(Instruction): Turn each line of the records below into a row of a Markdown table with two columns, No. and Text. Number the rows, skip blank lines, and leave the pictures out.
--- start Record extracts ---
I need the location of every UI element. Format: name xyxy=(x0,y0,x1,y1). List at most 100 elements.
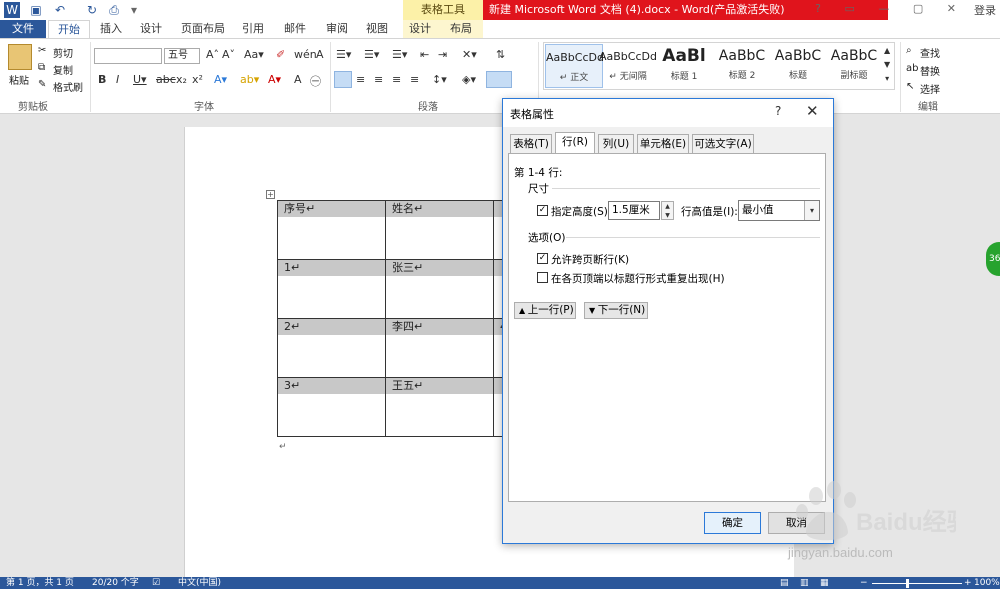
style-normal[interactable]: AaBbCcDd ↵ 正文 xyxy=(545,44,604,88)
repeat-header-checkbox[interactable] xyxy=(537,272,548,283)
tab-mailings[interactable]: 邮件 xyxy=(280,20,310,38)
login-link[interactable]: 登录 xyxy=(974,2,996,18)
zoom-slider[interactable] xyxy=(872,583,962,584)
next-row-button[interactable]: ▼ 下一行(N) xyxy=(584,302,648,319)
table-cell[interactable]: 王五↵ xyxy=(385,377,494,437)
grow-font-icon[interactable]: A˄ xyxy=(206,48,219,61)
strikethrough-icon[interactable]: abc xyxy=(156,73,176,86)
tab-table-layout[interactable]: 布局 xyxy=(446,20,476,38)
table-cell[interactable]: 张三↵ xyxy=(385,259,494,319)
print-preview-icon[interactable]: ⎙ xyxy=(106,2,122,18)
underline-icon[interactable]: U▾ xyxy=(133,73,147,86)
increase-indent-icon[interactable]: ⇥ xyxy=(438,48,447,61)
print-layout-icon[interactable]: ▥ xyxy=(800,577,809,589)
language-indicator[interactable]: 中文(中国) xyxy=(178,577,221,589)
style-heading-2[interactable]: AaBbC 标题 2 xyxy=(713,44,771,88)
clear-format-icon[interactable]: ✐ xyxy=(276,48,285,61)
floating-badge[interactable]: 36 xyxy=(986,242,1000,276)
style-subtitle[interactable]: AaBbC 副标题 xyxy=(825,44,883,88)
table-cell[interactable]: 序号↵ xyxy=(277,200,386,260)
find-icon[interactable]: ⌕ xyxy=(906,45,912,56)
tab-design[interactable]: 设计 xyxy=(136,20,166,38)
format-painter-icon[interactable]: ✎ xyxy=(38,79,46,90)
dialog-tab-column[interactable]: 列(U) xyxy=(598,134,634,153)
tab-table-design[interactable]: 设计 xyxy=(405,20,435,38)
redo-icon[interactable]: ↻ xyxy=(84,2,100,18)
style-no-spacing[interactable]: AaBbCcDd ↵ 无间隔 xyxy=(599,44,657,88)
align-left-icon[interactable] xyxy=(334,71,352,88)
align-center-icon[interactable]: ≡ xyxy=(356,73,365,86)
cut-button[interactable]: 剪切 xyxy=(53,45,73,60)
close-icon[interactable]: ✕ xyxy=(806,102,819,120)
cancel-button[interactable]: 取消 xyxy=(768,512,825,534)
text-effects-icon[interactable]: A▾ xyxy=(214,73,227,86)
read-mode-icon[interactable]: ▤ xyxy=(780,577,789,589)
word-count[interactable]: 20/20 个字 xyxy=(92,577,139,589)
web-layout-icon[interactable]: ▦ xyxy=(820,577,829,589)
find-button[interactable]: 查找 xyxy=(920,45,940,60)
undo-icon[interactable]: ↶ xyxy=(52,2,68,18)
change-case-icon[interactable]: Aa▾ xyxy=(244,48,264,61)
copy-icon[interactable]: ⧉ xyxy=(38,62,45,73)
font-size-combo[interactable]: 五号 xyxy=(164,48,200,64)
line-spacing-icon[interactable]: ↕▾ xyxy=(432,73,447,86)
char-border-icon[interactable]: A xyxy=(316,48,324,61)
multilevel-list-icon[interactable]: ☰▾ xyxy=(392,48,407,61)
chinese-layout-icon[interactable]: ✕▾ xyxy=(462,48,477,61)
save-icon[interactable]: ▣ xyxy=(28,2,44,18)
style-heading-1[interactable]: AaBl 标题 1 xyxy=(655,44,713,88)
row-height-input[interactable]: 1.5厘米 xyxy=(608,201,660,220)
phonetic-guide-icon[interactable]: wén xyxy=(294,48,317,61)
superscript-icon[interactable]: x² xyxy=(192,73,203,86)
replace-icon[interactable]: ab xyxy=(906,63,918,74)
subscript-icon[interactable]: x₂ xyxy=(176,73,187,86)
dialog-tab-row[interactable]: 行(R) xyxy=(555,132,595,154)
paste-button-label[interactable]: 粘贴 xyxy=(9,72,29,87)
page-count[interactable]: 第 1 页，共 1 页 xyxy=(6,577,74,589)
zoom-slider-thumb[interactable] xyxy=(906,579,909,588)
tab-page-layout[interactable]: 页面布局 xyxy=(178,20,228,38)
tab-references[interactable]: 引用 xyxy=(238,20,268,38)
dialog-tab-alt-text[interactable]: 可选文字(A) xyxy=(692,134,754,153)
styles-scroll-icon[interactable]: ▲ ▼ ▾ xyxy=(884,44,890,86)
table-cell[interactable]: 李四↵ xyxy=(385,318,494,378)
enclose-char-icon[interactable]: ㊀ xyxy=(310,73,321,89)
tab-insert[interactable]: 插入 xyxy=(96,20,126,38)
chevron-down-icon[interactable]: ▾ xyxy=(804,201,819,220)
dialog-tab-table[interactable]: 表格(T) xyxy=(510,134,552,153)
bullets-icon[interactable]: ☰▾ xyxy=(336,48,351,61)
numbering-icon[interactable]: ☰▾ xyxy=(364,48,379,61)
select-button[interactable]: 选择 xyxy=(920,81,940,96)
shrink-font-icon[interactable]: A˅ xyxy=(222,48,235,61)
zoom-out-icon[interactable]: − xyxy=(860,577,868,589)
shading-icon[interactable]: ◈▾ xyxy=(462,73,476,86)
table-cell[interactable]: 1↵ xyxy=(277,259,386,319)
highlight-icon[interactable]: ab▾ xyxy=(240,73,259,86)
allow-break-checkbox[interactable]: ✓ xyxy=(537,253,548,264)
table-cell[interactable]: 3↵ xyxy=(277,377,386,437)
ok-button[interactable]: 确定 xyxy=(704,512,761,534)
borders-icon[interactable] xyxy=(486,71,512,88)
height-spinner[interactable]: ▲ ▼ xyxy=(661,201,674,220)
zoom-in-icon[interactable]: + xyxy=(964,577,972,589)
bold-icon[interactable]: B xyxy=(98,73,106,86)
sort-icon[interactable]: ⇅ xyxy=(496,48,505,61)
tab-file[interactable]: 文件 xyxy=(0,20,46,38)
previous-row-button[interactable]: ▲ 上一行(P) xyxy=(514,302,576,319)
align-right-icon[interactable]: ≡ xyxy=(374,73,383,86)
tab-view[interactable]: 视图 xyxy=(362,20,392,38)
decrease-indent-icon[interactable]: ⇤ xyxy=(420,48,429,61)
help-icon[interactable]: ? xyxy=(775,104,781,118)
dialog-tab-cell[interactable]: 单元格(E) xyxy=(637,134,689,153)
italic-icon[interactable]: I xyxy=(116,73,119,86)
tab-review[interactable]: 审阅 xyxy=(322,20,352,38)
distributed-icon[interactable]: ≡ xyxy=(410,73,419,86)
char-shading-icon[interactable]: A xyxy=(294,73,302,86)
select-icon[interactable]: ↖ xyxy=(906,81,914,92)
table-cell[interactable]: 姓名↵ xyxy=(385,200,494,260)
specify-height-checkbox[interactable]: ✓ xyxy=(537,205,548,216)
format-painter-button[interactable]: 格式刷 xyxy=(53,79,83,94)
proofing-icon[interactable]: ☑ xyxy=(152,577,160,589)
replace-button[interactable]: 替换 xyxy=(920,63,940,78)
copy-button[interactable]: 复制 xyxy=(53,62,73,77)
--- end Record extracts ---
(Output of the exercise):
| No. | Text |
|---|---|
| 1 | I need the location of every UI element. Format: name xyxy=(x0,y0,x1,y1). List at most 100 elements. |
| 2 | style-normal[interactable]: AaBbCcDd ↵ 正文 xyxy=(545,44,604,88) |
| 3 | repeat-header-checkbox[interactable] xyxy=(537,272,548,283) |
| 4 | tab-mailings[interactable]: 邮件 xyxy=(280,20,310,38) |
| 5 | login-link[interactable]: 登录 xyxy=(974,2,996,18) |
| 6 | zoom-slider[interactable] xyxy=(872,583,962,584) |
| 7 | next-row-button[interactable]: ▼ 下一行(N) xyxy=(584,302,648,319) |
| 8 | table-cell[interactable]: 王五↵ xyxy=(385,377,494,437) |
| 9 | grow-font-icon[interactable]: A˄ xyxy=(206,48,219,61) |
| 10 | strikethrough-icon[interactable]: abc xyxy=(156,73,176,86) |
| 11 | tab-table-layout[interactable]: 布局 xyxy=(446,20,476,38) |
| 12 | table-cell[interactable]: 张三↵ xyxy=(385,259,494,319) |
| 13 | print-preview-icon[interactable]: ⎙ xyxy=(106,2,122,18) |
| 14 | underline-icon[interactable]: U▾ xyxy=(133,73,147,86) |
| 15 | increase-indent-icon[interactable]: ⇥ xyxy=(438,48,447,61) |
| 16 | print-layout-icon[interactable]: ▥ xyxy=(800,577,809,589) |
| 17 | language-indicator[interactable]: 中文(中国) xyxy=(178,577,221,589) |
| 18 | style-heading-2[interactable]: AaBbC 标题 2 xyxy=(713,44,771,88) |
| 19 | clear-format-icon[interactable]: ✐ xyxy=(276,48,285,61) |
| 20 | floating-badge[interactable]: 36 xyxy=(986,242,1000,276) |
| 21 | style-subtitle[interactable]: AaBbC 副标题 xyxy=(825,44,883,88) |
| 22 | table-cell[interactable]: 序号↵ xyxy=(277,200,386,260) |
| 23 | find-icon[interactable]: ⌕ xyxy=(906,45,912,56) |
| 24 | tab-design[interactable]: 设计 xyxy=(136,20,166,38) |
| 25 | format-painter-icon[interactable]: ✎ xyxy=(38,79,46,90) |
| 26 | dialog-tab-column[interactable]: 列(U) xyxy=(598,134,634,153) |
| 27 | tab-table-design[interactable]: 设计 xyxy=(405,20,435,38) |
| 28 | redo-icon[interactable]: ↻ xyxy=(84,2,100,18) |
| 29 | style-no-spacing[interactable]: AaBbCcDd ↵ 无间隔 xyxy=(599,44,657,88) |
| 30 | align-left-icon[interactable] xyxy=(334,71,352,88) |
| 31 | align-center-icon[interactable]: ≡ xyxy=(356,73,365,86) |
| 32 | cut-button[interactable]: 剪切 xyxy=(53,45,73,60) |
| 33 | close-icon[interactable]: ✕ xyxy=(806,102,819,120) |
| 34 | cancel-button[interactable]: 取消 xyxy=(768,512,825,534) |
| 35 | text-effects-icon[interactable]: A▾ xyxy=(214,73,227,86) |
| 36 | read-mode-icon[interactable]: ▤ xyxy=(780,577,789,589) |
| 37 | word-count[interactable]: 20/20 个字 xyxy=(92,577,139,589) |
| 38 | web-layout-icon[interactable]: ▦ xyxy=(820,577,829,589) |
| 39 | find-button[interactable]: 查找 xyxy=(920,45,940,60) |
| 40 | undo-icon[interactable]: ↶ xyxy=(52,2,68,18) |
| 41 | change-case-icon[interactable]: Aa▾ xyxy=(244,48,264,61) |
| 42 | copy-icon[interactable]: ⧉ xyxy=(38,62,45,73) |
| 43 | font-size-combo[interactable]: 五号 xyxy=(164,48,200,64) |
| 44 | line-spacing-icon[interactable]: ↕▾ xyxy=(432,73,447,86) |
| 45 | char-border-icon[interactable]: A xyxy=(316,48,324,61) |
| 46 | multilevel-list-icon[interactable]: ☰▾ xyxy=(392,48,407,61) |
| 47 | chinese-layout-icon[interactable]: ✕▾ xyxy=(462,48,477,61) |
| 48 | save-icon[interactable]: ▣ xyxy=(28,2,44,18) |
| 49 | style-heading-1[interactable]: AaBl 标题 1 xyxy=(655,44,713,88) |
| 50 | row-height-input[interactable]: 1.5厘米 xyxy=(608,201,660,220) |
| 51 | phonetic-guide-icon[interactable]: wén xyxy=(294,48,317,61) |
| 52 | superscript-icon[interactable]: x² xyxy=(192,73,203,86) |
| 53 | replace-icon[interactable]: ab xyxy=(906,63,918,74) |
| 54 | subscript-icon[interactable]: x₂ xyxy=(176,73,187,86) |
| 55 | dialog-tab-row[interactable]: 行(R) xyxy=(555,132,595,154) |
| 56 | paste-button-label[interactable]: 粘贴 xyxy=(9,72,29,87) |
| 57 | page-count[interactable]: 第 1 页，共 1 页 xyxy=(6,577,74,589) |
| 58 | zoom-slider-thumb[interactable] xyxy=(906,579,909,588) |
| 59 | tab-page-layout[interactable]: 页面布局 xyxy=(178,20,228,38) |
| 60 | tab-references[interactable]: 引用 xyxy=(238,20,268,38) |
| 61 | dialog-tab-alt-text[interactable]: 可选文字(A) xyxy=(692,134,754,153) |
| 62 | styles-scroll-icon[interactable]: ▲ ▼ ▾ xyxy=(884,44,890,86) |
| 63 | table-cell[interactable]: 李四↵ xyxy=(385,318,494,378) |
| 64 | enclose-char-icon[interactable]: ㊀ xyxy=(310,73,321,89) |
| 65 | tab-insert[interactable]: 插入 xyxy=(96,20,126,38) |
| 66 | chevron-down-icon[interactable]: ▾ xyxy=(804,201,819,220) |
| 67 | dialog-tab-table[interactable]: 表格(T) xyxy=(510,134,552,153) |
| 68 | bullets-icon[interactable]: ☰▾ xyxy=(336,48,351,61) |
| 69 | numbering-icon[interactable]: ☰▾ xyxy=(364,48,379,61) |
| 70 | select-button[interactable]: 选择 xyxy=(920,81,940,96) |
| 71 | shrink-font-icon[interactable]: A˅ xyxy=(222,48,235,61) |
| 72 | zoom-out-icon[interactable]: − xyxy=(860,577,868,589) |
| 73 | shading-icon[interactable]: ◈▾ xyxy=(462,73,476,86) |
| 74 | table-cell[interactable]: 1↵ xyxy=(277,259,386,319) |
| 75 | highlight-icon[interactable]: ab▾ xyxy=(240,73,259,86) |
| 76 | allow-break-checkbox[interactable]: ✓ xyxy=(537,253,548,264) |
| 77 | table-cell[interactable]: 3↵ xyxy=(277,377,386,437) |
| 78 | ok-button[interactable]: 确定 xyxy=(704,512,761,534) |
| 79 | borders-icon[interactable] xyxy=(486,71,512,88) |
| 80 | height-spinner[interactable]: ▲ ▼ xyxy=(661,201,674,220) |
| 81 | zoom-in-icon[interactable]: + xyxy=(964,577,972,589) |
| 82 | bold-icon[interactable]: B xyxy=(98,73,106,86) |
| 83 | sort-icon[interactable]: ⇅ xyxy=(496,48,505,61) |
| 84 | tab-file[interactable]: 文件 xyxy=(0,20,46,38) |
| 85 | previous-row-button[interactable]: ▲ 上一行(P) xyxy=(514,302,576,319) |
| 86 | align-right-icon[interactable]: ≡ xyxy=(374,73,383,86) |
| 87 | tab-view[interactable]: 视图 xyxy=(362,20,392,38) |
| 88 | decrease-indent-icon[interactable]: ⇤ xyxy=(420,48,429,61) |
| 89 | help-icon[interactable]: ? xyxy=(775,104,781,118) |
| 90 | dialog-tab-cell[interactable]: 单元格(E) xyxy=(637,134,689,153) |
| 91 | italic-icon[interactable]: I xyxy=(116,73,119,86) |
| 92 | tab-review[interactable]: 审阅 xyxy=(322,20,352,38) |
| 93 | distributed-icon[interactable]: ≡ xyxy=(410,73,419,86) |
| 94 | char-shading-icon[interactable]: A xyxy=(294,73,302,86) |
| 95 | select-icon[interactable]: ↖ xyxy=(906,81,914,92) |
| 96 | table-cell[interactable]: 姓名↵ xyxy=(385,200,494,260) |
| 97 | specify-height-checkbox[interactable]: ✓ xyxy=(537,205,548,216) |
| 98 | format-painter-button[interactable]: 格式刷 xyxy=(53,79,83,94) |
| 99 | proofing-icon[interactable]: ☑ xyxy=(152,577,160,589) |
| 100 | replace-button[interactable]: 替换 xyxy=(920,63,940,78) |
| 101 | copy-button[interactable]: 复制 xyxy=(53,62,73,77) |